EXERCISE INSTRUCTIONS: Output nothing but the number of lines that include the word "szkoły".

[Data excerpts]
— BEGIN —

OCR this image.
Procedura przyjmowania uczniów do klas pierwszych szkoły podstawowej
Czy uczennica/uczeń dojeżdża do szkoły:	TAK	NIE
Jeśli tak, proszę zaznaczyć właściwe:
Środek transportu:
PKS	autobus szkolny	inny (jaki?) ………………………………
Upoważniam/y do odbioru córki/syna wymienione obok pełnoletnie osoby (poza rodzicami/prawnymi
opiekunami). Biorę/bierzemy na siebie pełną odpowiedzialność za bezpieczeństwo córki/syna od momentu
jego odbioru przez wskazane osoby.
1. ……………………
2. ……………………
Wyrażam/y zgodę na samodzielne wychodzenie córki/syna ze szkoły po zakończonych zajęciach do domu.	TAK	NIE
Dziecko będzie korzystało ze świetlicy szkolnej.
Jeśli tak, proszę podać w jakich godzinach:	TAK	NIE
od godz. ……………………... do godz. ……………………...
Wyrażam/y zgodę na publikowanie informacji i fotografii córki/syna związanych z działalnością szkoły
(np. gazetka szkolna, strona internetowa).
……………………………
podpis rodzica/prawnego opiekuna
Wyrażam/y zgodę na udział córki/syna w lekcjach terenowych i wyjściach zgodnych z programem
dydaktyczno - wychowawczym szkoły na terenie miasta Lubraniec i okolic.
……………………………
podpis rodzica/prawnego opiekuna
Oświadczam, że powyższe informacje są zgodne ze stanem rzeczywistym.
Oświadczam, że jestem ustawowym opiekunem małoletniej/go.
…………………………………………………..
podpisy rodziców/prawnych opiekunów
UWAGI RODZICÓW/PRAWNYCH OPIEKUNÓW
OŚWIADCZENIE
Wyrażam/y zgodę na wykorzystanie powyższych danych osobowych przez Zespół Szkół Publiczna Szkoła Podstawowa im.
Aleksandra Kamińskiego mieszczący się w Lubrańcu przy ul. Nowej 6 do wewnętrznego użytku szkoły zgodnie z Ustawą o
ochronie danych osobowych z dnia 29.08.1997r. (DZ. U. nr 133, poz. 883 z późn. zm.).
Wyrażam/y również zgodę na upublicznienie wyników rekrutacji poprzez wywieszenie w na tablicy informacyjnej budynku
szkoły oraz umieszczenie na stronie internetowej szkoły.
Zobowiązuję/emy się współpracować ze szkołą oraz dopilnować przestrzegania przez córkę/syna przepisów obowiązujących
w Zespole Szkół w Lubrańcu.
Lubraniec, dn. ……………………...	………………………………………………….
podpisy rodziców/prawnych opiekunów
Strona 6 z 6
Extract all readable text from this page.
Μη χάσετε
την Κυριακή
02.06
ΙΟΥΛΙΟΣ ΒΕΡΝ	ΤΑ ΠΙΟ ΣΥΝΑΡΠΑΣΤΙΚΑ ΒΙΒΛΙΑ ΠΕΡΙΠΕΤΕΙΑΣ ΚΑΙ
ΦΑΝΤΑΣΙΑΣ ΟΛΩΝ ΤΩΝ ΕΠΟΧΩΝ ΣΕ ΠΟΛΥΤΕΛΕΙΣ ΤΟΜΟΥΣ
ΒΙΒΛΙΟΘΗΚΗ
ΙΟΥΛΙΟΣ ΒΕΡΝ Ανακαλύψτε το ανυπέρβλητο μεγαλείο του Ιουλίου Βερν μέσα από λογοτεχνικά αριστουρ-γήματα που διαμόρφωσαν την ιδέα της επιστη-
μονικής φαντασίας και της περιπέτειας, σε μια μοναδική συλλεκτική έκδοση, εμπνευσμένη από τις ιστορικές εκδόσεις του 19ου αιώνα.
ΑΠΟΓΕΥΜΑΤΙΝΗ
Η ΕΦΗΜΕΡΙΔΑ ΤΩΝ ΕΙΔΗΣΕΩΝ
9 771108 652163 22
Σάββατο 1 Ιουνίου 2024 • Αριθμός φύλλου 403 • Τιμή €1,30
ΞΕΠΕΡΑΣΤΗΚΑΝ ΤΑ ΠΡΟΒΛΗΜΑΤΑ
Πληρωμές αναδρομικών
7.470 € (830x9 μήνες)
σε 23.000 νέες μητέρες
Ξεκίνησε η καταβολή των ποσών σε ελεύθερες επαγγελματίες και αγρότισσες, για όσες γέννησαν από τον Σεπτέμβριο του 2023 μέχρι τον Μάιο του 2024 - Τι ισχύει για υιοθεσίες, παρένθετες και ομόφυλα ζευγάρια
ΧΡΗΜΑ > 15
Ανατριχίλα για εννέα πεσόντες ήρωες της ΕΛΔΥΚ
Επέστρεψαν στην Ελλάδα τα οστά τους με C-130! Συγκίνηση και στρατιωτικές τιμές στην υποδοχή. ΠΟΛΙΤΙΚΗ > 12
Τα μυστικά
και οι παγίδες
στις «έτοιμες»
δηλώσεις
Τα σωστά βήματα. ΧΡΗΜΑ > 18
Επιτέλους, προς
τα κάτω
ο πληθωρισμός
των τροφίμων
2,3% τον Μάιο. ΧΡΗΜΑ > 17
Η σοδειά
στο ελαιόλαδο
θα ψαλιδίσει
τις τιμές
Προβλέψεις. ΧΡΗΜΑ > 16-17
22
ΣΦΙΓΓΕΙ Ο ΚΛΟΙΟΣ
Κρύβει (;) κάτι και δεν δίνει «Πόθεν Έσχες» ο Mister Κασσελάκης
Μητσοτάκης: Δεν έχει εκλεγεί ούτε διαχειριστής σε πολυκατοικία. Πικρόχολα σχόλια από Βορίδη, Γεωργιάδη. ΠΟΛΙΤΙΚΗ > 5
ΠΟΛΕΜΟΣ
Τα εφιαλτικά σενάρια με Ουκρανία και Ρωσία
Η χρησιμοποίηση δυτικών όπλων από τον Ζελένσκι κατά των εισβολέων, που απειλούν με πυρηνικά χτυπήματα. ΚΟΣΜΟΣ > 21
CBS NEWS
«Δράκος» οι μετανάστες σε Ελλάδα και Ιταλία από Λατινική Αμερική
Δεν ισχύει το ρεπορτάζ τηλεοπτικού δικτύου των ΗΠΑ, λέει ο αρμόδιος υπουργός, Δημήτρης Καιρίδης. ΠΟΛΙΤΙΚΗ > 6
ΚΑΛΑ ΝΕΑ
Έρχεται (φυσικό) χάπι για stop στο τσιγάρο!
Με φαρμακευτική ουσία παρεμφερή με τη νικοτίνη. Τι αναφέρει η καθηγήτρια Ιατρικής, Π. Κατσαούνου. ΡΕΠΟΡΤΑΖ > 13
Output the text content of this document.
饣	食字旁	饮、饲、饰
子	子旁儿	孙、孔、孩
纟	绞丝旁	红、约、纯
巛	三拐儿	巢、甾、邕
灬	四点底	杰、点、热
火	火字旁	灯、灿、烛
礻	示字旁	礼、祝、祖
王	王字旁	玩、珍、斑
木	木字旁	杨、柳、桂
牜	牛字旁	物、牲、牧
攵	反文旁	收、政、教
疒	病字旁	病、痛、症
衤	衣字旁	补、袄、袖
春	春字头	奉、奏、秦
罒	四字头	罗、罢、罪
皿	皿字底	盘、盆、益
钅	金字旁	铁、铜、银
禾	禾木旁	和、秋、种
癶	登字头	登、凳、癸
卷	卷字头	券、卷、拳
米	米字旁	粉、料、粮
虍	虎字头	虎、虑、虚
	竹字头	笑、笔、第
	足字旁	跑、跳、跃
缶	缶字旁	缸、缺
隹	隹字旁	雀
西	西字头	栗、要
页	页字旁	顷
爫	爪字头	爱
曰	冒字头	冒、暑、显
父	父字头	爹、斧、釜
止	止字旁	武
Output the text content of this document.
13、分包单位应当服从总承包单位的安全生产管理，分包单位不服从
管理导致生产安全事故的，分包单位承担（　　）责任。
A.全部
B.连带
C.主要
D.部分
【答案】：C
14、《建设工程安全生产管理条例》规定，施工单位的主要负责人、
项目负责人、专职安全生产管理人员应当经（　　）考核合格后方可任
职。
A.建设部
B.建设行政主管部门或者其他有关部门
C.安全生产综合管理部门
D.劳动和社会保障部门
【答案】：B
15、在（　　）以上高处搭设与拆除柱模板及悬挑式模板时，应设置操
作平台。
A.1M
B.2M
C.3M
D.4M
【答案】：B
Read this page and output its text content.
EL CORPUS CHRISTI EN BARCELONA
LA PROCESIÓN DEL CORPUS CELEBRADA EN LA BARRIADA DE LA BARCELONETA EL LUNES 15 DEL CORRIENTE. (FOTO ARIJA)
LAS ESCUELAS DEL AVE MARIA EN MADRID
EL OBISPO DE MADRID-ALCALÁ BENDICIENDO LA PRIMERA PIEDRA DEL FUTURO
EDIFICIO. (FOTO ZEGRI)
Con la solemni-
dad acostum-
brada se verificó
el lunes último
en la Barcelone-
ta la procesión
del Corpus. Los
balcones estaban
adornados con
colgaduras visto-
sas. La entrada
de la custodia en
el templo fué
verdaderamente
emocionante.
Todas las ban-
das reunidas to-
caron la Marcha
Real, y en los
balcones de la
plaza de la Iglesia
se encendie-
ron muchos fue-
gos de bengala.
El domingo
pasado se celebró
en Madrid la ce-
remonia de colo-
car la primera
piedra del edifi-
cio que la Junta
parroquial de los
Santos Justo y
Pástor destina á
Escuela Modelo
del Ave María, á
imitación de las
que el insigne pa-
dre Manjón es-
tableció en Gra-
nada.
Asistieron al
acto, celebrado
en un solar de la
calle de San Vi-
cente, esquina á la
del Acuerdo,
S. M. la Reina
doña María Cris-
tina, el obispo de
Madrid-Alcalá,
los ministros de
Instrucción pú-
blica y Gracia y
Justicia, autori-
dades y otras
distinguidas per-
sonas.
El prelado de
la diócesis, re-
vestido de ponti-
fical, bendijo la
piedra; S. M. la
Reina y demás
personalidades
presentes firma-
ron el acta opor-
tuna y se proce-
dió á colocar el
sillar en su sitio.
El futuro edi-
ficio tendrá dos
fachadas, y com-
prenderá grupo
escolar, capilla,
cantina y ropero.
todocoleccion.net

— END —

SOLUTION TO THIS PROBLEM: 7